▶ [Task instructions]
a. In the eight queens article, what does backtracking do once it determines that a candidate cannot possibly be completed to a valid solution?
b. Pick up the eight queens article right after its final sentence and carry it forward.

[Document extract — start]

Eight Queens: A Simple Backtracking Algorithm In Golang

The Eight Queens Puzzle, a popular computer science question reads:

How do you place eight queens on a chess board so that they do not attack each other?

The queen is the most powerful piece in a chess game. She can move in any direction and as far as she likes. This means a queen placed on the board attacks quite some fields. None of these fields can be used to place another queen because they would attack one another.

One solution to this problem includes backtracking, which is defined by Wikipedia as follows:

Backtracking is a general algorithm for finding all (or some) solutions to some computational problems, notably constraint satisfaction problems, that incrementally builds candidates to the solutions, and abandons a candidate (“backtracks”) as soon as it determines that the candidate cannot possibly be completed to a valid solution.

[Document extract — finish]
[Available data — start]

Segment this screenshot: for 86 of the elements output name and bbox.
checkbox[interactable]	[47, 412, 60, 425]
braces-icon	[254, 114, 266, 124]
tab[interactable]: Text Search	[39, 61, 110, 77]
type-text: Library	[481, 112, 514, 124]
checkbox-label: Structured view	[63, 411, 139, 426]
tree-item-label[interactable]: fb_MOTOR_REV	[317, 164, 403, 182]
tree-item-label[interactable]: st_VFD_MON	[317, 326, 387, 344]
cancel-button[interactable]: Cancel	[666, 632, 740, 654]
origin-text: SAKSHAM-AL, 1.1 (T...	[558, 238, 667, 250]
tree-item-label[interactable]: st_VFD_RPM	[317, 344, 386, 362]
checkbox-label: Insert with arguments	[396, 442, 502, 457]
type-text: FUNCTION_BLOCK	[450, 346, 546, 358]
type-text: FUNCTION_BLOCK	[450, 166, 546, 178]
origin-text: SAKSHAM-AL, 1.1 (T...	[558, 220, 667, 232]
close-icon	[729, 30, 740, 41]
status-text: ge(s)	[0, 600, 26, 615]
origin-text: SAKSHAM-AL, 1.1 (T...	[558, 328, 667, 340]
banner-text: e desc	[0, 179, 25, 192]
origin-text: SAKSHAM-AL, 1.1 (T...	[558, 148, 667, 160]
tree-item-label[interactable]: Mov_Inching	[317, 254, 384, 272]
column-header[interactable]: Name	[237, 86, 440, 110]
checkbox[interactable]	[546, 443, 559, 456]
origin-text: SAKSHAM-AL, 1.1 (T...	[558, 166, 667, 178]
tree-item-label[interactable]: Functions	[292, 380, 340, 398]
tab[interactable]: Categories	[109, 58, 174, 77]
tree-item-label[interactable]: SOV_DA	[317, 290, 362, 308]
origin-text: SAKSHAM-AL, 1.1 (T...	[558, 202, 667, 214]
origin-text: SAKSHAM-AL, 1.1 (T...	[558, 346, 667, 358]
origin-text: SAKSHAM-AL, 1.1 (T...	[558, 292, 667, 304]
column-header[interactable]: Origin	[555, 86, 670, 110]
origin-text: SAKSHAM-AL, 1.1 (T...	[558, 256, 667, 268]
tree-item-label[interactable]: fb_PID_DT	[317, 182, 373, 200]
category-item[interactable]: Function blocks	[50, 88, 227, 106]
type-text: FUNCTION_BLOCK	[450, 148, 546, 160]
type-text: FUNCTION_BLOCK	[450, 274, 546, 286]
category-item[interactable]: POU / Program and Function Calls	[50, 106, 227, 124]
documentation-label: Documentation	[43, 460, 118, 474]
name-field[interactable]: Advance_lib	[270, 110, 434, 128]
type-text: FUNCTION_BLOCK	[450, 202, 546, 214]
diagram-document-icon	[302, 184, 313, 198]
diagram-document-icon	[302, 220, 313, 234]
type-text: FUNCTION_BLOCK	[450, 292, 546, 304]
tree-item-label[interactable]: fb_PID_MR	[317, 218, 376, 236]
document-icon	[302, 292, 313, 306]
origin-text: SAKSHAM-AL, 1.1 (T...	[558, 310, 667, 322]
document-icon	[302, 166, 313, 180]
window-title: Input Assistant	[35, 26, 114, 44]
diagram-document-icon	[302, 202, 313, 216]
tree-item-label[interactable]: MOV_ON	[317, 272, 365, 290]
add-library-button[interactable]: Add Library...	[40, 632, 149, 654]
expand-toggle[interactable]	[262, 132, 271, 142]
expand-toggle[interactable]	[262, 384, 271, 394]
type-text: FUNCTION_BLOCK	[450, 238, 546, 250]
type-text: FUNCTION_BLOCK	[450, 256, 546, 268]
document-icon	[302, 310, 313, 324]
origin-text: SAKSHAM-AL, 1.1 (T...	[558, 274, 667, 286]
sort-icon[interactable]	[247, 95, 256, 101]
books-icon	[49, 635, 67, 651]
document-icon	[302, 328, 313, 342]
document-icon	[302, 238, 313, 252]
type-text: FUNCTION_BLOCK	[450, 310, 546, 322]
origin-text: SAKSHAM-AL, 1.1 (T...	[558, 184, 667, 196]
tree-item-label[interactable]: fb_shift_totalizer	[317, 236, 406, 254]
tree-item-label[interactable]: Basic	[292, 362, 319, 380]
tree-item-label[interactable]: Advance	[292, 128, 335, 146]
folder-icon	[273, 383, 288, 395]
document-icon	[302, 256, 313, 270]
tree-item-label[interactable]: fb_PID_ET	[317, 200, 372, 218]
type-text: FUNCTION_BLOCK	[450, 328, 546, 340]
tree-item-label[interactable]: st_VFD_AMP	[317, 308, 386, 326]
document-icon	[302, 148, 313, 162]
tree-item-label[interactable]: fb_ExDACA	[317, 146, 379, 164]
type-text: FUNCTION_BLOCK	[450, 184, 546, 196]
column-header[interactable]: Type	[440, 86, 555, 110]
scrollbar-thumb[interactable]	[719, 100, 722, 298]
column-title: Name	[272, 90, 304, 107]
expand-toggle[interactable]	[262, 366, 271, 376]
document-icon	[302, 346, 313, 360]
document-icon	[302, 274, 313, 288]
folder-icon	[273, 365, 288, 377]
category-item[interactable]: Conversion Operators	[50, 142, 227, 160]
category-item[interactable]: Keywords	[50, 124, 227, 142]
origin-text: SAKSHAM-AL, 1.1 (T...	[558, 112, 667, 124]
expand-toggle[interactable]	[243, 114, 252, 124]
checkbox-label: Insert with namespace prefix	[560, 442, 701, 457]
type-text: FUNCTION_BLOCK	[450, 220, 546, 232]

[Available data — finish]

▶ [Results of the tasks]
a. It abandons that candidate.

b.
The QueensBoard Package

Let’s implement a simple backtracking algorithm for the puzzle! It uses a package called QueensBoard which includes the following functions:

  • New() creates an 8x8 board.
  • board.Queens() returns the number of queens that are currently placed on the board. We will use this function to check if we have found a place for all the queens.
  • board.AvailableFields() returns a list of coordinates which are not under attack and therefore available to place a queen there.
  • board.PlaceQueen() takes coordinates as parameter and places a queen there if possible. It updates the board to mark all fields unavailable that are under attack.
  • board.RemoveQueen() takes coordinates as parameter and removes the queen from the field addressed by the coordinates.
  • board.Print() takes a Writer interface as parameter and writes a Unicode-powered human-readable representation of the state of the board to it. We will use it with os.Stdout to print the final result.

Recursive Approach

Backtracking and recursion often go very well together. We can use recursion to dive deeper and deeper into a prospective solution until

  • we either hit the base case and return the solution, or
  • we realize that we are on a path that will not lead to a solution.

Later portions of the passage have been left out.